Can Business Stabilize China’s Key Trade and Political Ties?

Dr Ivanovitch - MSI Global
Dr. Michael Ivanovitch

The most recent direct investment flows to China provide an unambiguously positive answer. In the first eight months of this year, those investments came in at $138.4 billion, marking a 20% increase from the same period of 2021.

Of particular importance is the fact that, during that interval, business investments in China from South Korea, Germany and Japan increased 59%, 30% and 27% respectively.

Those are significant commitments to expectations of stable and profitable economic and political relations with China. That’s because investments are always an act of faith, a leap into unknown. And that is especially the case with direct foreign investments.

To make the story more complicated, those large increases in investment outlays are coming from countries experiencing rising political pressures to reduce their trade exposure to China in accordance with a U.S.-led “strategic and systemic competition” with Beijing.

That calls for very difficult decisions. Japan, for example, is an export-driven economy supposed to sacrifice relations with China -- its main trade partner accounting for $371 billion in last year’s bilateral business transactions.

Work to complete: Continue the commentary on foreign investment in China and its trade and political ties from the point where it stops.

Data shown:
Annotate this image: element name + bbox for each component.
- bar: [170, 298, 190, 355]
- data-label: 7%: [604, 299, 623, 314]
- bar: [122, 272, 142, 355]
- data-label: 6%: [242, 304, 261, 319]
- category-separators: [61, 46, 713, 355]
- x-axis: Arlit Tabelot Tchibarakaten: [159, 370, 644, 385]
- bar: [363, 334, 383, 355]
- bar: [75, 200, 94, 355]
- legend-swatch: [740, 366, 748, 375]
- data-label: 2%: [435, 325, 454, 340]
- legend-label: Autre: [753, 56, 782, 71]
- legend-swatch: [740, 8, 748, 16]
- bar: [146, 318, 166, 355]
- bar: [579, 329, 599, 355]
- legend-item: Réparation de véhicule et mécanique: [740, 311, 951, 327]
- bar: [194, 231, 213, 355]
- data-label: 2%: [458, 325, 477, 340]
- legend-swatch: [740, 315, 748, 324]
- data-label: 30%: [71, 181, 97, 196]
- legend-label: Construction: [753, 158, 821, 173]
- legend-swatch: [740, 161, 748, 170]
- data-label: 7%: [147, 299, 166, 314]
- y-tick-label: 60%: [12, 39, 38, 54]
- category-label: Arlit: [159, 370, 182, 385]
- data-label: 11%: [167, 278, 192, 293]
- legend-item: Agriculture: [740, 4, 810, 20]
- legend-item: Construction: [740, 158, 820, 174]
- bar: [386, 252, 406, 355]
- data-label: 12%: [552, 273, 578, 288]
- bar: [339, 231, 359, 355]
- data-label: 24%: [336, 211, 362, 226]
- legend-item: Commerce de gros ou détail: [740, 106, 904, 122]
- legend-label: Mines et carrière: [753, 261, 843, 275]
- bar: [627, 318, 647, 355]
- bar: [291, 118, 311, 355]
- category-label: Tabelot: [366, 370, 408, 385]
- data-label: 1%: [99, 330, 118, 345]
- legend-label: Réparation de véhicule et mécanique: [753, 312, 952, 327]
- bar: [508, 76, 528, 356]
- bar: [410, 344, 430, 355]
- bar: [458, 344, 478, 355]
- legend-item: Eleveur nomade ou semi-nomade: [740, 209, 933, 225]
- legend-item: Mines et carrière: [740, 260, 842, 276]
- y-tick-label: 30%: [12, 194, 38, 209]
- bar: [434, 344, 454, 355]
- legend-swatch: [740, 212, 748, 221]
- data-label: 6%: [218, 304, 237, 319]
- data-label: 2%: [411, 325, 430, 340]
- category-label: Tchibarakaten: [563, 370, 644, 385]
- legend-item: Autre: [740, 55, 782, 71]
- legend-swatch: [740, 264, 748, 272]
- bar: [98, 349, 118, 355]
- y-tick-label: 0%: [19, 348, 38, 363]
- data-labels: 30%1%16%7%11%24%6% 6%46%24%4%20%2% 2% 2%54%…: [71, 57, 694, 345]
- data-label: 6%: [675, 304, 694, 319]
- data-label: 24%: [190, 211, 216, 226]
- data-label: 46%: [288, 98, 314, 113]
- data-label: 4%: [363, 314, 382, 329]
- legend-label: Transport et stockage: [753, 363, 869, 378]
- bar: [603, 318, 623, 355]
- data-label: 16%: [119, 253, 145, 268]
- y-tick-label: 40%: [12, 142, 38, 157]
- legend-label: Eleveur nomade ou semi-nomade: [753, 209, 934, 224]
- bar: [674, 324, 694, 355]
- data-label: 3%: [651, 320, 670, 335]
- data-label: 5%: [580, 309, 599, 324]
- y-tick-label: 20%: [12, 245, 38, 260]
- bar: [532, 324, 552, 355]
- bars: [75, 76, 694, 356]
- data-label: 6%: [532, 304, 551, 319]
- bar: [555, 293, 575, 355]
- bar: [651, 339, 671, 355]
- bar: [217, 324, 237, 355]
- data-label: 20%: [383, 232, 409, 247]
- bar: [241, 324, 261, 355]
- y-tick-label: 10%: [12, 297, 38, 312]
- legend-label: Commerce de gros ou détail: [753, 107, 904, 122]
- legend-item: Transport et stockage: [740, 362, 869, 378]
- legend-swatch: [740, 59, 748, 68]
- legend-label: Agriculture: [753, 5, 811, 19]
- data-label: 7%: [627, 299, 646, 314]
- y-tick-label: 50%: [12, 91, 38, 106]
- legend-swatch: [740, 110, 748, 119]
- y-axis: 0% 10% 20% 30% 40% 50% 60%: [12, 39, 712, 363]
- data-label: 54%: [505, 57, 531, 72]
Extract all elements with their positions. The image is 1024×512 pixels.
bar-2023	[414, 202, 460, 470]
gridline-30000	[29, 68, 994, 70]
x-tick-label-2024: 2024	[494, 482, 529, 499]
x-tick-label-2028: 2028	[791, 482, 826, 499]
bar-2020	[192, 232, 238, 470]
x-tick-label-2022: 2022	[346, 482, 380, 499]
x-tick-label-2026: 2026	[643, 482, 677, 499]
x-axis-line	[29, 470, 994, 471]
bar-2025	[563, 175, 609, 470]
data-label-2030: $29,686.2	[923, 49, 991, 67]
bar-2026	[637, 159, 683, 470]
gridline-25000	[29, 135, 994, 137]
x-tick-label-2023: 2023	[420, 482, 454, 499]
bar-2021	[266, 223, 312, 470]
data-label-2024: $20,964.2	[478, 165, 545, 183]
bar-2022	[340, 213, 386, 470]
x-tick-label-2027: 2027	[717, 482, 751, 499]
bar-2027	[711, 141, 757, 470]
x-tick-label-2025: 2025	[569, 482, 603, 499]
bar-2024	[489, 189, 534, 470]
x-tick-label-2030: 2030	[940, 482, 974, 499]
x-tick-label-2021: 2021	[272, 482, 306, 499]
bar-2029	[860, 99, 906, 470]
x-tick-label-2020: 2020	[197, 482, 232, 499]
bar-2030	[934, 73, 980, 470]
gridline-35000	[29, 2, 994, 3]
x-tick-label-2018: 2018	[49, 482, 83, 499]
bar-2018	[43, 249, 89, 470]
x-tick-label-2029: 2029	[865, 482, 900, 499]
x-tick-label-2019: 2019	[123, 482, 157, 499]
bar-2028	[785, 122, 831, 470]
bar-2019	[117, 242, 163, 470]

Response to the task:
Precarious fence sitting

Choosing between reliance on Washington for security and on Beijing for economic growth is Tokyo’s old dilemma. Only the former Prime Minister Shinzo Abe thought he could work around that formidable challenge. One of the first statements he made when he came back to power in December 2012 was that “China is an indispensable country for the Japanese economy to keep growing. We need to use some wisdom so that political problems will not develop and affect economic issues.”

Abe was counting on China’s weakness and on Washington’s usual pass on economic issues.

But times have changed. China is still ready to work with Japan, but it will not tolerate Tokyo’s trespassing its red lines: the one-China policy, Taiwan as China’s internal matter, and China’s (contested) maritime borders.

Washington, for its part, now means business. A toothless “pivot to Asia” is no more. Japan is expected to confront China – a mission at odds with Prime Minister Fumio Kishida’s last week’s message to Beijing celebrating 50 years of “normalized” relations with China. He said that “the Japanese side stands ready to join hands with the Chinese side to focus on promoting the development of constructive and stable Japan-China relations as well as peace and prosperity of the two countries, the region and the world in the next 50 years.”

Kishida’s message is fully embraced by Japan’s business community, but that is completely contrary to Washington’s blueprint of containing China, countering its global power projections and engaging only in highly selective “transactional cooperations.”

The problem is the same with South Korea. China is by far Seoul’s largest trade partner, representing $245.5 billion of merchandise business during the first eight months of this year. Particularly large bets have been placed on memory chip sales to China. Koreans have invested $70 billion in China’s chip market, and half of all their chip production in 2021 was exported to China. That is precisely what Washington wants to bloc.

China’s “golden triangle”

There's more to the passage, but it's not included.